> _Written exercise_:
Your answer should be a single number: the count of lines holding the word "утверждении".

> _Extracted records_:
╔══
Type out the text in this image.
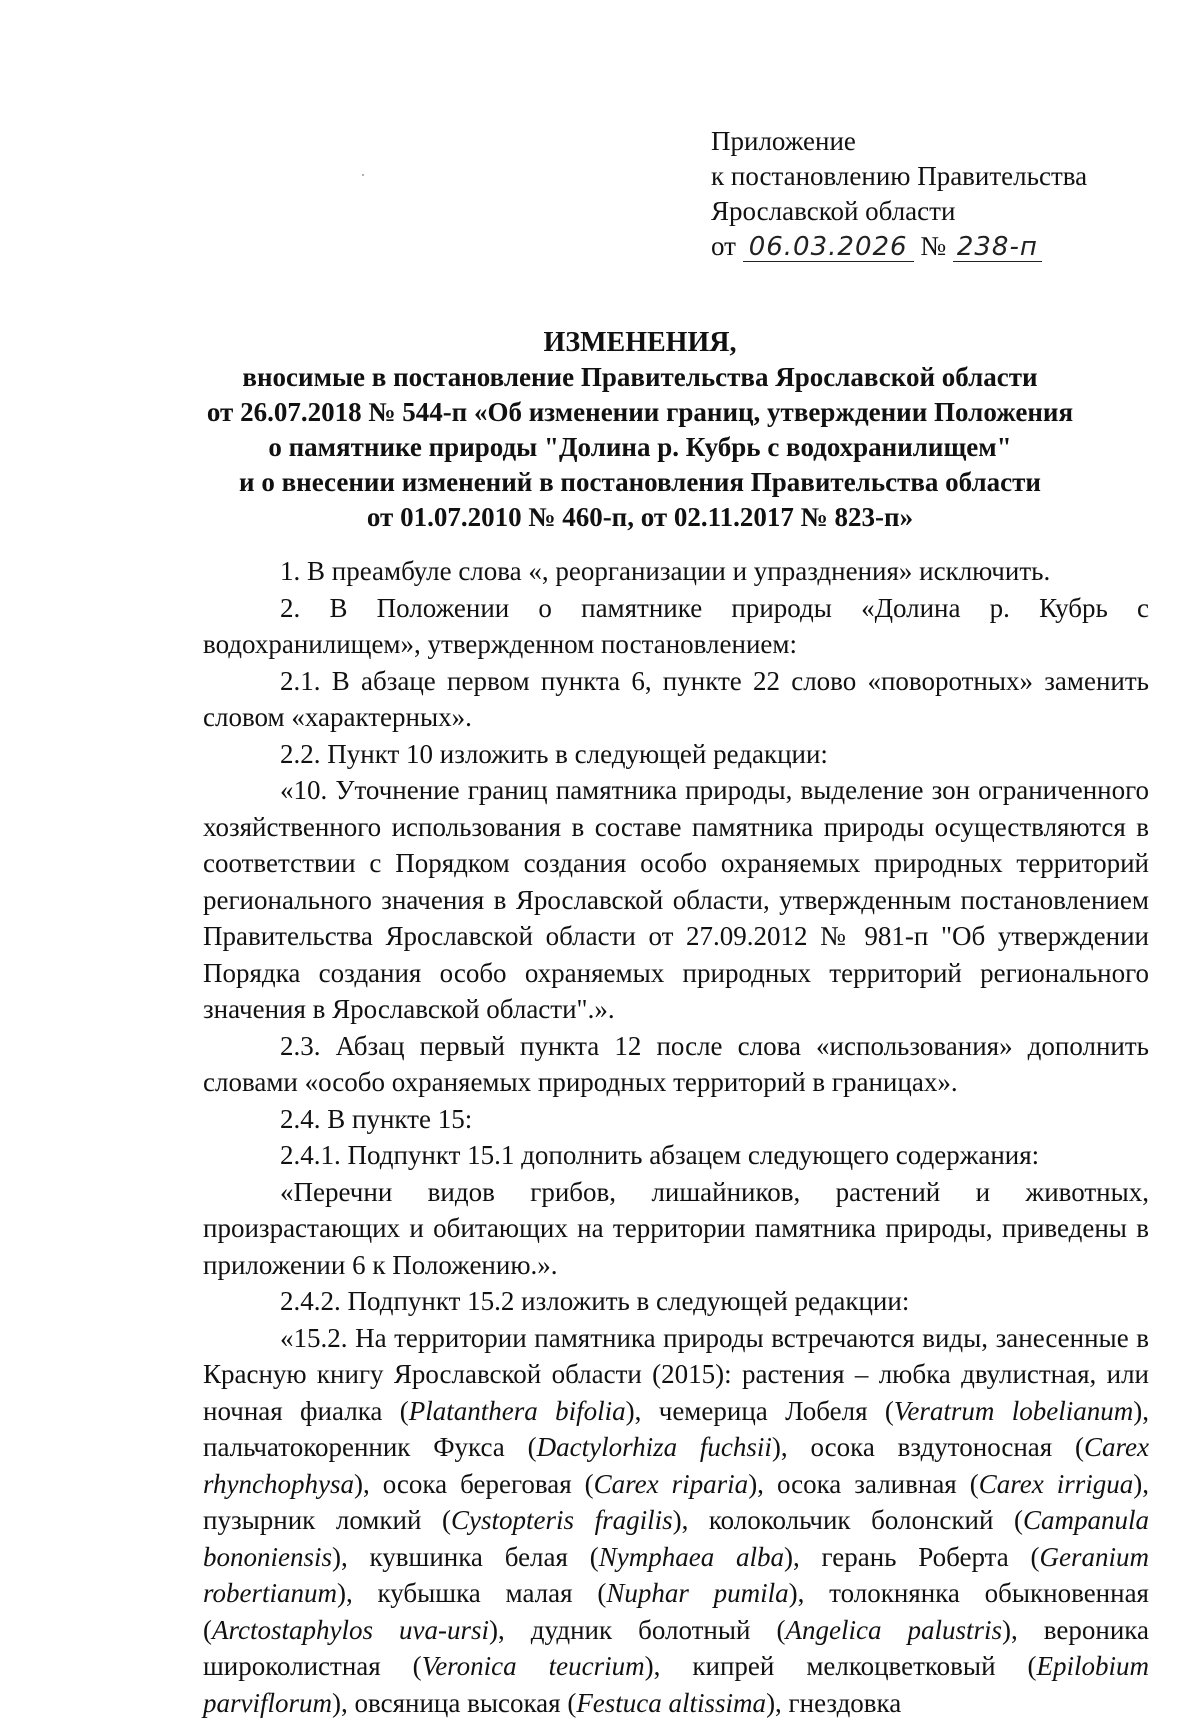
Приложение
к постановлению Правительства
Ярославской области
от 06.03.2026 № 238-п
ИЗМЕНЕНИЯ,
вносимые в постановление Правительства Ярославской области
от 26.07.2018 № 544-п «Об изменении границ, утверждении Положения
о памятнике природы "Долина р. Кубрь с водохранилищем"
и о внесении изменений в постановления Правительства области
от 01.07.2010 № 460-п, от 02.11.2017 № 823-п»

1. В преамбуле слова «, реорганизации и упразднения» исключить.

2. В Положении о памятнике природы «Долина р. Кубрь с водохранилищем», утвержденном постановлением:

2.1. В абзаце первом пункта 6, пункте 22 слово «поворотных» заменить словом «характерных».

2.2. Пункт 10 изложить в следующей редакции:

«10. Уточнение границ памятника природы, выделение зон ограниченного хозяйственного использования в составе памятника природы осуществляются в соответствии с Порядком создания особо охраняемых природных территорий регионального значения в Ярославской области, утвержденным постановлением Правительства Ярославской области от 27.09.2012 № 981-п "Об утверждении Порядка создания особо охраняемых природных территорий регионального значения в Ярославской области".».

2.3. Абзац первый пункта 12 после слова «использования» дополнить словами «особо охраняемых природных территорий в границах».

2.4. В пункте 15:

2.4.1. Подпункт 15.1 дополнить абзацем следующего содержания:

«Перечни видов грибов, лишайников, растений и животных, произрастающих и обитающих на территории памятника природы, приведены в приложении 6 к Положению.».

2.4.2. Подпункт 15.2 изложить в следующей редакции:

«15.2. На территории памятника природы встречаются виды, занесенные в Красную книгу Ярославской области (2015): растения – любка двулистная, или ночная фиалка (Platanthera bifolia), чемерица Лобеля (Veratrum lobelianum), пальчатокоренник Фукса (Dactylorhiza fuchsii), осока вздутоносная (Carex rhynchophysa), осока береговая (Carex riparia), осока заливная (Carex irrigua), пузырник ломкий (Cystopteris fragilis), колокольчик болонский (Campanula bononiensis), кувшинка белая (Nymphaea alba), герань Роберта (Geranium robertianum), кубышка малая (Nuphar pumila), толокнянка обыкновенная (Arctostaphylos uva-ursi), дудник болотный (Angelica palustris), вероника широколистная (Veronica teucrium), кипрей мелкоцветковый (Epilobium parviflorum), овсяница высокая (Festuca altissima), гнездовка
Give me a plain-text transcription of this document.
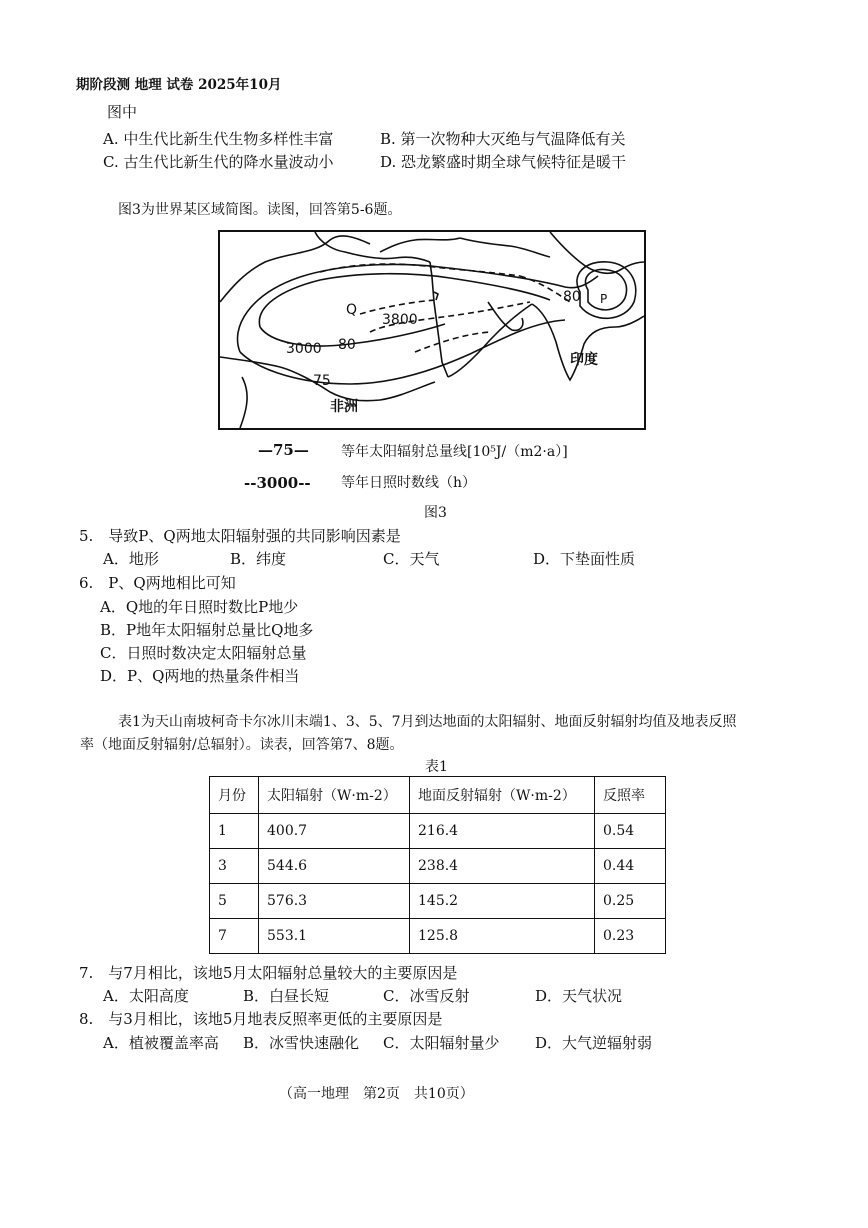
期阶段测 地理 试卷 2025年10月
图中
A. 中生代比新生代生物多样性丰富	B. 第一次物种大灭绝与气温降低有关
C. 古生代比新生代的降水量波动小	D. 恐龙繁盛时期全球气候特征是暖干
图3为世界某区域简图。读图，回答第5-6题。
Q
P
3800
3000 80
80
75
非洲
印度
—75— 等年太阳辐射总量线[10⁵J/（m2·a）]
--3000-- 等年日照时数线（h）
图3
5.　导致P、Q两地太阳辐射强的共同影响因素是
A．地形	B．纬度	C．天气	D．下垫面性质
6.　P、Q两地相比可知
A．Q地的年日照时数比P地少
B．P地年太阳辐射总量比Q地多
C．日照时数决定太阳辐射总量
D．P、Q两地的热量条件相当
表1为天山南坡柯奇卡尔冰川末端1、3、5、7月到达地面的太阳辐射、地面反射辐射均值及地表反照
率（地面反射辐射/总辐射）。读表，回答第7、8题。
表1
月份	太阳辐射（W·m-2）	地面反射辐射（W·m-2）	反照率
1	400.7	216.4	0.54
3	544.6	238.4	0.44
5	576.3	145.2	0.25
7	553.1	125.8	0.23
7.　与7月相比，该地5月太阳辐射总量较大的主要原因是
A．太阳高度	B．白昼长短	C．冰雪反射	D．天气状况
8.　与3月相比，该地5月地表反照率更低的主要原因是
A．植被覆盖率高 B．冰雪快速融化 C．太阳辐射量少 D．大气逆辐射弱
（高一地理　第2页　共10页）
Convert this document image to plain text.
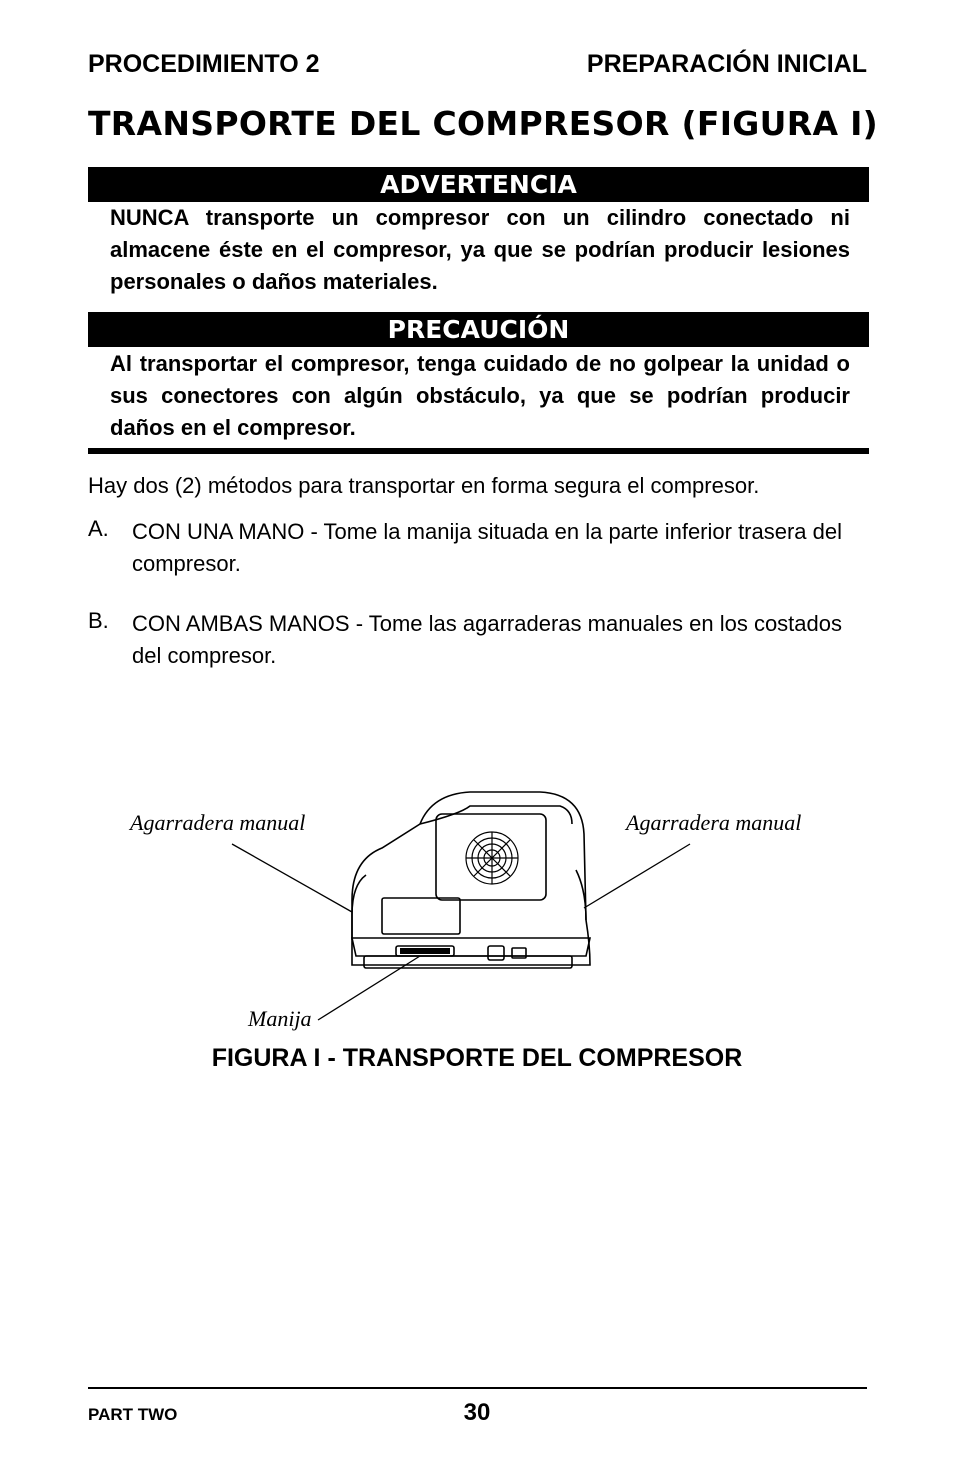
PROCEDIMIENTO 2	PREPARACIÓN INICIAL
TRANSPORTE DEL COMPRESOR (FIGURA I)
ADVERTENCIA
NUNCA transporte un compresor con un cilindro conectado ni almacene éste en el compresor, ya que se podrían producir lesiones personales o daños materiales.
PRECAUCIÓN
Al transportar el compresor, tenga cuidado de no golpear la unidad o sus conectores con algún obstáculo, ya que se podrían producir daños en el compresor.
Hay dos (2) métodos para transportar en forma segura el compresor.
A. CON UNA MANO - Tome la manija situada en la parte inferior trasera del compresor.
B. CON AMBAS MANOS - Tome las agarraderas manuales en los costados del compresor.
Agarradera manual	Agarradera manual
Manija
FIGURA I - TRANSPORTE DEL COMPRESOR
PART TWO	30
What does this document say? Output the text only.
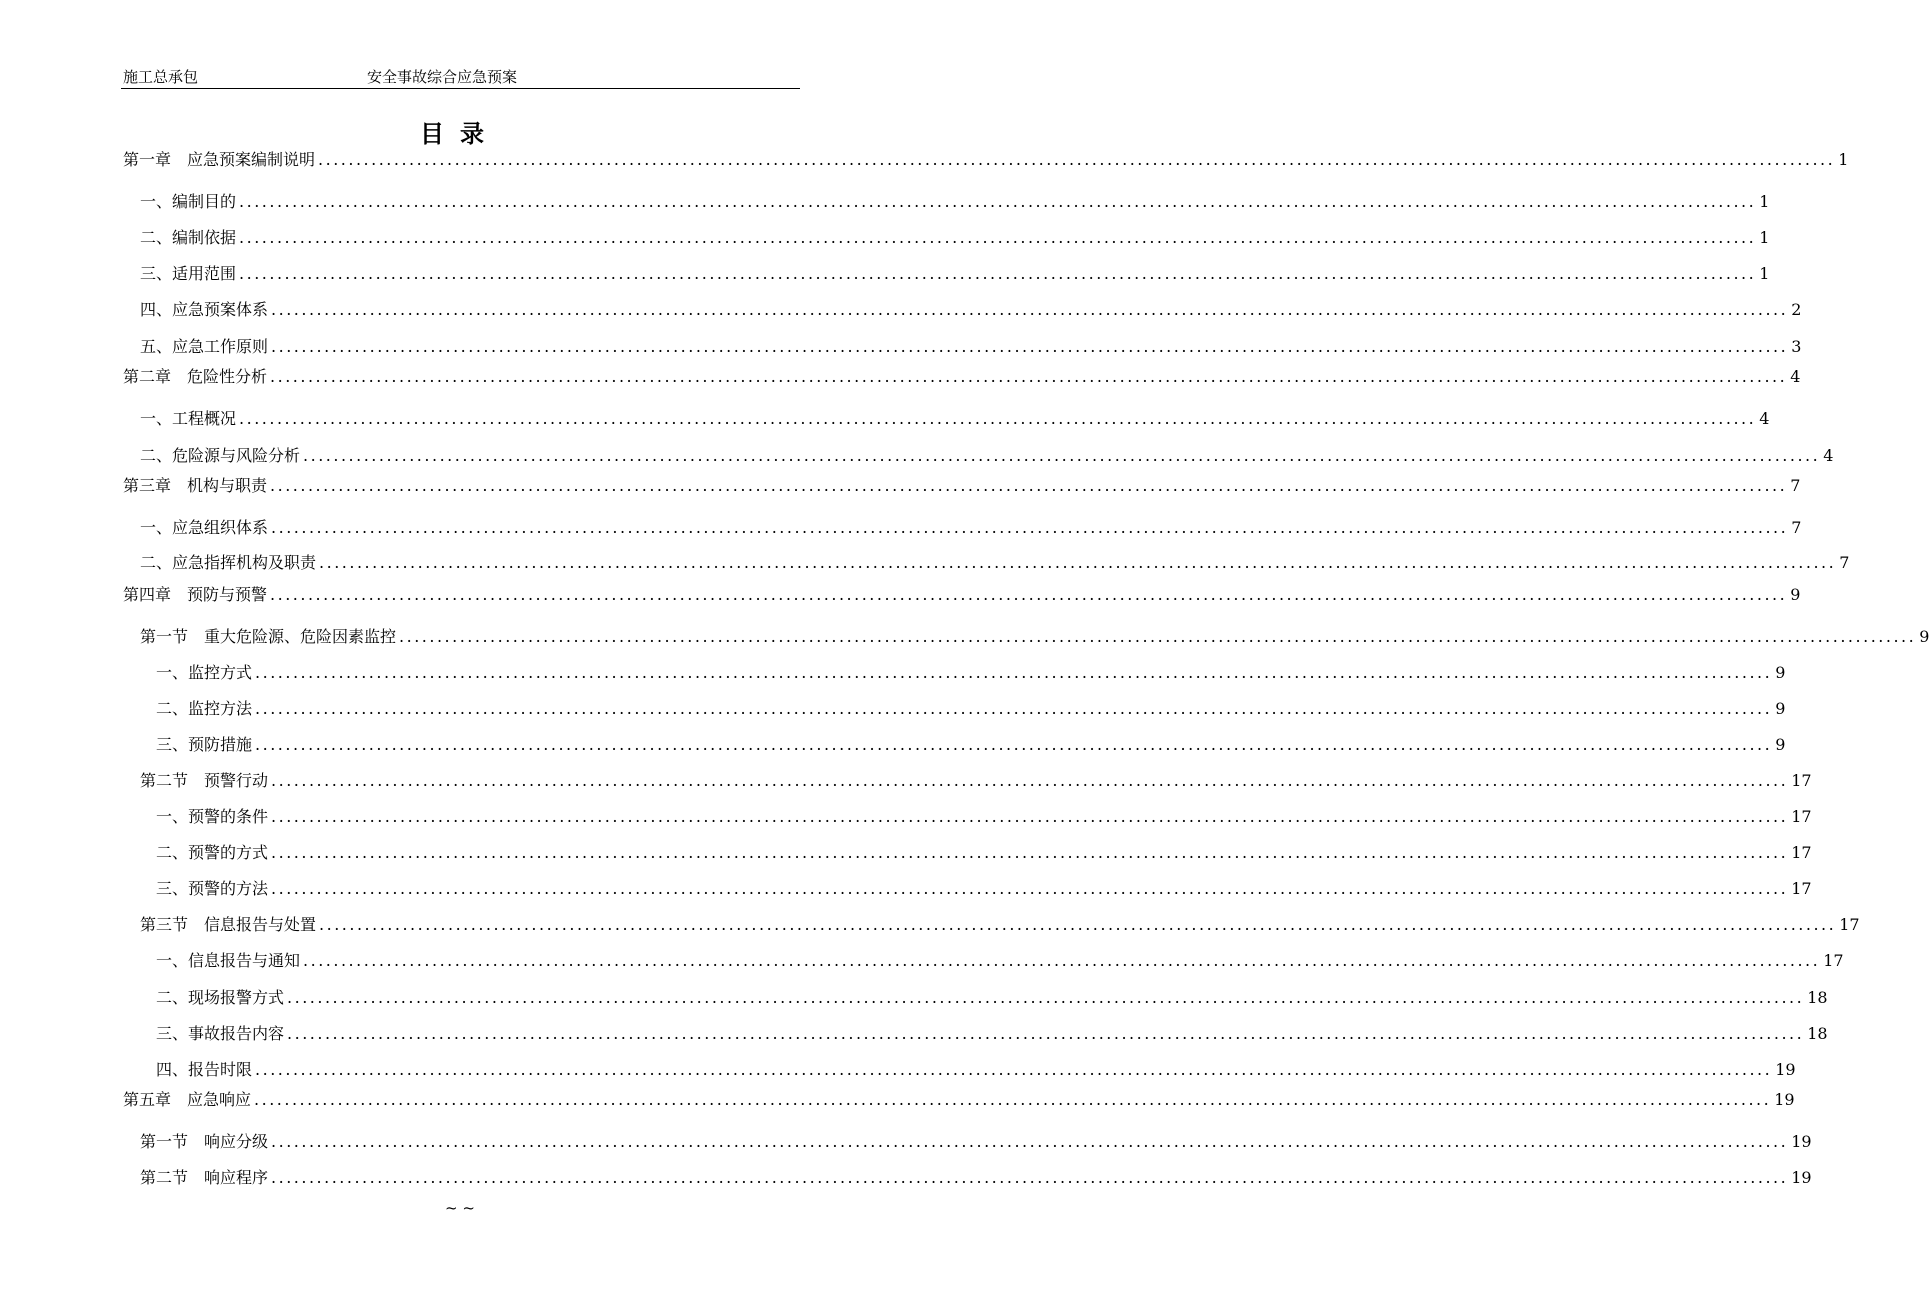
施工总承包	安全事故综合应急预案
目录
第一章　应急预案编制说明 ........................................................................................................................................................................................................ 1
一、编制目的 ........................................................................................................................................................................................................ 1
二、编制依据 ........................................................................................................................................................................................................ 1
三、适用范围 ........................................................................................................................................................................................................ 1
四、应急预案体系 ........................................................................................................................................................................................................ 2
五、应急工作原则 ........................................................................................................................................................................................................ 3
第二章　危险性分析 ........................................................................................................................................................................................................ 4
一、工程概况 ........................................................................................................................................................................................................ 4
二、危险源与风险分析 ........................................................................................................................................................................................................ 4
第三章　机构与职责 ........................................................................................................................................................................................................ 7
一、应急组织体系 ........................................................................................................................................................................................................ 7
二、应急指挥机构及职责 ........................................................................................................................................................................................................ 7
第四章　预防与预警 ........................................................................................................................................................................................................ 9
第一节　重大危险源、危险因素监控 ........................................................................................................................................................................................................ 9
一、监控方式 ........................................................................................................................................................................................................ 9
二、监控方法 ........................................................................................................................................................................................................ 9
三、预防措施 ........................................................................................................................................................................................................ 9
第二节　预警行动 ........................................................................................................................................................................................................ 17
一、预警的条件 ........................................................................................................................................................................................................ 17
二、预警的方式 ........................................................................................................................................................................................................ 17
三、预警的方法 ........................................................................................................................................................................................................ 17
第三节　信息报告与处置 ........................................................................................................................................................................................................ 17
一、信息报告与通知 ........................................................................................................................................................................................................ 17
二、现场报警方式 ........................................................................................................................................................................................................ 18
三、事故报告内容 ........................................................................................................................................................................................................ 18
四、报告时限 ........................................................................................................................................................................................................ 19
第五章　应急响应 ........................................................................................................................................................................................................ 19
第一节　响应分级 ........................................................................................................................................................................................................ 19
第二节　响应程序 ........................................................................................................................................................................................................ 19
~ ~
╚══
> _Written response_:
2